Given entries =
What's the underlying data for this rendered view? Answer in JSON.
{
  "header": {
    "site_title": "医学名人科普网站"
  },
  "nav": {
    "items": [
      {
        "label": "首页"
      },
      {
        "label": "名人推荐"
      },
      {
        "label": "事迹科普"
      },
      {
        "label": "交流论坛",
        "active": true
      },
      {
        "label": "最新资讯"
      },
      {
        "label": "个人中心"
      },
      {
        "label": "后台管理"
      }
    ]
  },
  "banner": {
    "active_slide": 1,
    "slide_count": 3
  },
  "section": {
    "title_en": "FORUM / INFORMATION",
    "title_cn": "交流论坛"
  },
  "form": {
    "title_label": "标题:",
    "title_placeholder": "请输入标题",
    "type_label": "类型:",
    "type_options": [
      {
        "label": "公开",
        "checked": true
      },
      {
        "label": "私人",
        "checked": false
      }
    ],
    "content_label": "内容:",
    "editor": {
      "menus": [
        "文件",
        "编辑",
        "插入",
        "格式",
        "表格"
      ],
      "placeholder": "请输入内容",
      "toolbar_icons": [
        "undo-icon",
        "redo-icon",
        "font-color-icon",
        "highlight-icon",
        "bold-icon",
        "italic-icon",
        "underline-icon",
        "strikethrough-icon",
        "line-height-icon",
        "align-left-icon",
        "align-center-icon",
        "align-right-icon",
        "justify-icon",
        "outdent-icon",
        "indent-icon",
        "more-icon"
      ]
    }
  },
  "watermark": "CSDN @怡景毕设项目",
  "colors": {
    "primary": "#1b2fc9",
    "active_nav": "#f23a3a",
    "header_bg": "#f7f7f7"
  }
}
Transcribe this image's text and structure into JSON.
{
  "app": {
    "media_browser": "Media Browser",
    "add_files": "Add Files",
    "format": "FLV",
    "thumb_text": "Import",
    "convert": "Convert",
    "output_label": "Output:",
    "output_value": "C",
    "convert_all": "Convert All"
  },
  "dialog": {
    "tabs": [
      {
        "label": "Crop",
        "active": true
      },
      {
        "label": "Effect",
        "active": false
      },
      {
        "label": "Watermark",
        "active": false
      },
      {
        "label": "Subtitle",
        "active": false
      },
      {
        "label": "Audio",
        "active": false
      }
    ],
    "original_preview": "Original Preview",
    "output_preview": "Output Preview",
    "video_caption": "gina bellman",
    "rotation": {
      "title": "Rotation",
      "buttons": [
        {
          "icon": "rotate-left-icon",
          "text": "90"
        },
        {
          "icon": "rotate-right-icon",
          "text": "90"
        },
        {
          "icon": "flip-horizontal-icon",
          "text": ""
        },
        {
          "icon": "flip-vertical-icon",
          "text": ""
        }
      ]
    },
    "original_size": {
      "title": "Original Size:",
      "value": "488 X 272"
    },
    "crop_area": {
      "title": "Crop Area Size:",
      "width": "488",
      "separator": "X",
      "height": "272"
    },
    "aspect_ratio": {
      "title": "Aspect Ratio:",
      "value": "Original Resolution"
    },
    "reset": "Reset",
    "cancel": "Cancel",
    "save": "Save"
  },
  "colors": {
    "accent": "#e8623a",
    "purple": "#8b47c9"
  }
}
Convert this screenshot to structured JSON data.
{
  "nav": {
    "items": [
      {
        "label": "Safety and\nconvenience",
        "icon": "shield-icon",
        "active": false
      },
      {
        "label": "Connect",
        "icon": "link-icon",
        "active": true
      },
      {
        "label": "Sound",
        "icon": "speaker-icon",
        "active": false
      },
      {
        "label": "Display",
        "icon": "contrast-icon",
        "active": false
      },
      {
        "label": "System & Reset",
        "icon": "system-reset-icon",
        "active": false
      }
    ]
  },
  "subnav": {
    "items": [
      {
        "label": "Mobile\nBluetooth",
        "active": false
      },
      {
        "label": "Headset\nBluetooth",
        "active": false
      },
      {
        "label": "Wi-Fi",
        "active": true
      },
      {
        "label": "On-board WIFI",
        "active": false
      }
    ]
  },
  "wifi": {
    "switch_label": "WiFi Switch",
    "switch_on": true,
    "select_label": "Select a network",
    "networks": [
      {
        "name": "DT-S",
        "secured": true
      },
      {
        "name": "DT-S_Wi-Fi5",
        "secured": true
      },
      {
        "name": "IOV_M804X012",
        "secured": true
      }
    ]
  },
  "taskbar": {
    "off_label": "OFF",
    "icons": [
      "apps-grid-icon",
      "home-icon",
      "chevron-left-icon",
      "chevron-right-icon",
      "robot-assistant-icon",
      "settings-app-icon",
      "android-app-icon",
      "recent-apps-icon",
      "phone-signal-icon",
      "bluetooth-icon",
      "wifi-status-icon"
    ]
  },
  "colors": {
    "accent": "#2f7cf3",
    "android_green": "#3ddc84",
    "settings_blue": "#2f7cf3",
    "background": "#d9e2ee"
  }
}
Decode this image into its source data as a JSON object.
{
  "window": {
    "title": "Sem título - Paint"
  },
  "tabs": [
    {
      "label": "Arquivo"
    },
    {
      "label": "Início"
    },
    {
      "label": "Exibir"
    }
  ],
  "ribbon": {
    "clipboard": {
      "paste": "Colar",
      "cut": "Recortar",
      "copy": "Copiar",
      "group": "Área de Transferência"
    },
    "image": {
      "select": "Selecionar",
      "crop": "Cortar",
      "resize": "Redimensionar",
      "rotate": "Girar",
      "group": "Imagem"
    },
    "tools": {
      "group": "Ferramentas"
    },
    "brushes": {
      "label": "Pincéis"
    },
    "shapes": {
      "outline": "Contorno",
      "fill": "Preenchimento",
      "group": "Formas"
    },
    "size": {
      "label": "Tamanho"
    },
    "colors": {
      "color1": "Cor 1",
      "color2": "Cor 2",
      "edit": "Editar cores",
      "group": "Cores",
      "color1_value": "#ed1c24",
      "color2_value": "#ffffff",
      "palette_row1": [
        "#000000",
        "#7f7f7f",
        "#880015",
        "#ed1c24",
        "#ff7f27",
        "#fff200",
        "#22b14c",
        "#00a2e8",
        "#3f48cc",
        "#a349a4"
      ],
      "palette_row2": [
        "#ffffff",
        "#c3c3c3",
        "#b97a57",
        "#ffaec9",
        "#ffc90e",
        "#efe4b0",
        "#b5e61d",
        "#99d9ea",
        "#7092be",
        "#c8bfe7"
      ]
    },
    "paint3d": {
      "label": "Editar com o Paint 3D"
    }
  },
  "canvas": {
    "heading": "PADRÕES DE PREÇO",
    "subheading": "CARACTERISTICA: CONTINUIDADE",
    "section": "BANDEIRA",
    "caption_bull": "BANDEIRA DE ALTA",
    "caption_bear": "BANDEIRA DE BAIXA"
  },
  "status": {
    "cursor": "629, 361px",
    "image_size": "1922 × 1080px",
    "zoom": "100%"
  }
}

Task prompt = Check each line above for the word "this" and give the number of lines that have it, nothing else.

Finished answer = 4